Der Oberste Gerichtshof hat am 30.Mai 1989 durch den Vizepräsidenten des Obersten Gerichtshofes Dr. Piska als Vorsitzenden und durch die Hofräte des Obersten Gerichtshofes Dr. Kießwetter, Dr. Walenta, Dr. Felzmann und Dr. Rzeszut als weitere Richter, in Gegenwart der Rechtspraktikantin Mag. Ofner als Schriftführerin in der Strafsache gegen Constantin F*** wegen des Verbrechens des teils vollendeten, teils versuchten schweren Diebstahls durch Einbruch nach den §§ 127, 128 Abs 1 Z 2, 129 Z 1 und 2 und 15 StGB und einer anderen strafbaren Handlung über die Nichtigkeitsbeschwerde und die Berufung des Angeklagten gegen das Urteil des Landesgerichtes Linz als Jugendschöffengericht vom 13. Februar 1989, GZ 35 Vr 1.075/88-20, nach Anhörung der Generalprokuratur in nichtöffentlicher Sitzung zu Recht erkannt:

Spruch

Der Nichtigkeitsbeschwerde wird teilweise Folge gegeben, das angefochtene Urteil, das im übrigen unberührt bleibt, im Schuldspruchfaktum A 2 sowie im Strafausspruch aufgehoben und die Strafsache zur neuerlichen Verhandlung und Entscheidung im Umfang der Aufhebung an den Einzelrichter beim Landesgericht Linz zurückverwiesen; im übrigen wird die Nichtigkeitsbeschwerde gegen den Schuldspruch zurückgewiesen.

Mit seiner Nichtigkeitsbeschwerde gegen den Strafausspruch sowie mit seiner Berufung wird der Angeklagte auf diese Entscheidung verwiesen.

Datenzeilen |
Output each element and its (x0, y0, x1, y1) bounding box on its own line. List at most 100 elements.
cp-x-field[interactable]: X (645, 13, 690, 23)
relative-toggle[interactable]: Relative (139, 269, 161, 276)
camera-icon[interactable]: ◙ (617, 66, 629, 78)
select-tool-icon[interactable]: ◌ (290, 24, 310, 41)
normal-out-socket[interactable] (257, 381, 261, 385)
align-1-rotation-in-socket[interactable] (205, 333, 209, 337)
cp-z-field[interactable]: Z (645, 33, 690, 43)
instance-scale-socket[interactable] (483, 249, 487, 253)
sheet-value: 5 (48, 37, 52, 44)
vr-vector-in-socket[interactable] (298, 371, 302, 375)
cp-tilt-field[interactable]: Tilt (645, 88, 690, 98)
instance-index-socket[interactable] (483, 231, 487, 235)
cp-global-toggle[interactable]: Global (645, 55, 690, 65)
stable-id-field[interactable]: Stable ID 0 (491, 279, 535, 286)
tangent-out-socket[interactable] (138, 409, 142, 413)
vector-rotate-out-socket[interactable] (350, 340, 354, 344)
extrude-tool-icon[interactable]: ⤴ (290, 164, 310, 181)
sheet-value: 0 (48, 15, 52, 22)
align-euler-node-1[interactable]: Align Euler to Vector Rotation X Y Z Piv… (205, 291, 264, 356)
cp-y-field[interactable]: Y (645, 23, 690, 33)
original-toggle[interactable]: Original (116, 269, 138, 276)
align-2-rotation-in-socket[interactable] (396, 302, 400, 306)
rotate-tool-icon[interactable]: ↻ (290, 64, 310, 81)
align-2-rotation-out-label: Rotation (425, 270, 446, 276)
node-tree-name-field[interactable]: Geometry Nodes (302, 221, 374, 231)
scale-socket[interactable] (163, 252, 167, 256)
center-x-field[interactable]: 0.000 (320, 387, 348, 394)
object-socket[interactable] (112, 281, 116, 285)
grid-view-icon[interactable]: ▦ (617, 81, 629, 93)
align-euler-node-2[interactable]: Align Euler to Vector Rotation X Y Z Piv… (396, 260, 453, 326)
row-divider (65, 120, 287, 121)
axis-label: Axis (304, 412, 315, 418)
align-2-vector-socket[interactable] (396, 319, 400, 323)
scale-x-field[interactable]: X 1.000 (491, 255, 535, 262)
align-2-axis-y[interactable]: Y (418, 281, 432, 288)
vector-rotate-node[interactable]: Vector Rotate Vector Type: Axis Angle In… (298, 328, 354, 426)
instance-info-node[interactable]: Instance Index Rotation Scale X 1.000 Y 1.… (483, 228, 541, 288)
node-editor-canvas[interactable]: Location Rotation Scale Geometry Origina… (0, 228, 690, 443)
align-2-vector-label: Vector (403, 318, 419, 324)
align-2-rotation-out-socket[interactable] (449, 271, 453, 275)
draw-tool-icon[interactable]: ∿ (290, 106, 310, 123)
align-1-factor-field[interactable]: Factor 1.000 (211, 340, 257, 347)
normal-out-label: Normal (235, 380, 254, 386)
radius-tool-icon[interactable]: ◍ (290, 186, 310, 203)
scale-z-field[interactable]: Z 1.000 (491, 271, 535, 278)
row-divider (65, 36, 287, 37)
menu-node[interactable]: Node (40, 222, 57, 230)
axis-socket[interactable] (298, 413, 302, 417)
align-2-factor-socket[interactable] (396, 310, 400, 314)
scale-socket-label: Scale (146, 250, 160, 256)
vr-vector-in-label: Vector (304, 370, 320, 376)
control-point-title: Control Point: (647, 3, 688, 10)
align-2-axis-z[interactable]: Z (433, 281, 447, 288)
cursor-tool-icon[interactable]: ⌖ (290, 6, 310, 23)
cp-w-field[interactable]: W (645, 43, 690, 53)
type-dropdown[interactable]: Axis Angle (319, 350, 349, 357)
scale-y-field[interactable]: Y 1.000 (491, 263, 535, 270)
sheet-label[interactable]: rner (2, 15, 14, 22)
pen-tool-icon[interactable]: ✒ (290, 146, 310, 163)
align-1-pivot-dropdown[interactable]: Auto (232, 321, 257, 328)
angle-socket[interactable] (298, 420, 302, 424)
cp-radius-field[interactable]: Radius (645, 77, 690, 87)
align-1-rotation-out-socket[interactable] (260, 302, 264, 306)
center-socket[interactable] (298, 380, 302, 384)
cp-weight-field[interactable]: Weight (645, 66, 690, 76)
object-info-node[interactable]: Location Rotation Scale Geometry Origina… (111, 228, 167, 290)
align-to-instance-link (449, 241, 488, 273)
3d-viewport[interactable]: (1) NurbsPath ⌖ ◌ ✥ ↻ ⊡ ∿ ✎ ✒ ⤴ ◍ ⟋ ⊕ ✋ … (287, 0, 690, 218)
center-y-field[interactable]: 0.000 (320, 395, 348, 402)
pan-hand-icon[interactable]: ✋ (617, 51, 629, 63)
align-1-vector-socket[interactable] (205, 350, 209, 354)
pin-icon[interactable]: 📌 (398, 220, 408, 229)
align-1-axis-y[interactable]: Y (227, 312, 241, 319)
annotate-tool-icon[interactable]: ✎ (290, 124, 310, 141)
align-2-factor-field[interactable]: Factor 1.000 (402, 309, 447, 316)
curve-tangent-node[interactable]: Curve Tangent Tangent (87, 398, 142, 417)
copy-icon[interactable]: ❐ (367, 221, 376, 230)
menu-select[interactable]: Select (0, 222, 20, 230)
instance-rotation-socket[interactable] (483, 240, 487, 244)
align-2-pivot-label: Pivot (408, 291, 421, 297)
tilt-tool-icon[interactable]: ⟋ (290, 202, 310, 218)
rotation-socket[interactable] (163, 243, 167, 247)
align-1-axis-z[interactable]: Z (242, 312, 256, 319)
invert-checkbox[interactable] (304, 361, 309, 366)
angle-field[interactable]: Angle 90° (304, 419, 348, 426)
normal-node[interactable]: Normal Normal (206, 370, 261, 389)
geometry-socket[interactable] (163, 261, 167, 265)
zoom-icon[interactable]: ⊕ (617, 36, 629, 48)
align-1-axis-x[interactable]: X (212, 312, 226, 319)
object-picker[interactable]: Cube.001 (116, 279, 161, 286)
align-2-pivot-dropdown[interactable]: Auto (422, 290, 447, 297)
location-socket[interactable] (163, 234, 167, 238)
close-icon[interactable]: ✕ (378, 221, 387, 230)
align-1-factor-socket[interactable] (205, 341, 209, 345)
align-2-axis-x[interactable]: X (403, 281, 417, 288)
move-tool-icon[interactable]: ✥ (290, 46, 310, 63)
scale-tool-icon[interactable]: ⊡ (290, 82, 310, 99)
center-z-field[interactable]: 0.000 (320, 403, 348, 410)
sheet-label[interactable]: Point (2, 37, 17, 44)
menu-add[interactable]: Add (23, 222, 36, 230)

Aufgabe A |
Beantworte anhand des Entscheidungstexts folgende Fragen:
(i) An welchem Tag entschied der Oberste Gerichtshof?
(ii) Welches Gericht fällte das angefochtene Urteil, und in welcher Eigenschaft?
(iii) An wen wird die Strafsache im Umfang der Aufhebung zurückverwiesen?
Aufgabe B |
Zähle alle Personen auf, die laut Entscheidungstext als Richter am Obersten Gerichtshof mitwirkten, einschließlich des Vorsitzenden.
Aufgabe C |
Setze den Entscheidungstext im Anschluss an seinen letzten Satz fort.

Erwartete Lösung A |
(i) Am 30. Mai 1989.
(ii) Das Landesgericht Linz als Jugendschöffengericht.
(iii) An den Einzelrichter beim Landesgericht Linz.

Erwartete Lösung B |
Dr. Piska, Dr. Kießwetter, Dr. Walenta, Dr. Felzmann, Dr. Rzeszut

Erwartete Lösung C |
Aus Anlaß der kassatorischen Entscheidung wird auch der Beschluß des Landesgerichtes Linz als Jugendschöffengericht vom 13. Februar 1989, GZ 35 Vr 1075/88-20, mit welchem vom Widerruf der bedingten Nachsicht der mit dem Urteil desselben Gerichtes vom 15. Februar 1988, GZ 35 Vr 2434/87-19, verhängten viermonatigen Freiheitsstrafe abgesehen wurde, aufgehoben.

Text

Gründe:

Mit dem angefochtenen Urteil wurde der am 13.Juli 1970 geborene, sohin zur Tatzeit Jugendliche Constantin F*** des Verbrechens des teils vollendeten, teils versuchten schweren Diebstahls durch Einbruch nach den §§ 127, 129 Z 1 und 2 und 15 StGB (Punkte A 1 bis 18 des Urteilssatzes) sowie des Vergehens der Fälschung besonders geschützter Urkunden nach den §§ 223 Abs 1, 224 StGB (Punkt B des Urteilssatzes) schuldig erkannt. Gleichzeitig sah das Jugendschöffengericht vom Widerruf der bedingten Nachsicht der mit dem Urteil desselben Gerichtes vom 15.Februar 1988, GZ 35 Vr 2434/87-19, verhängten viermonatigen Freiheitsstrafe gemäß dem § 494 a Abs 1 Z 2 StPO ab.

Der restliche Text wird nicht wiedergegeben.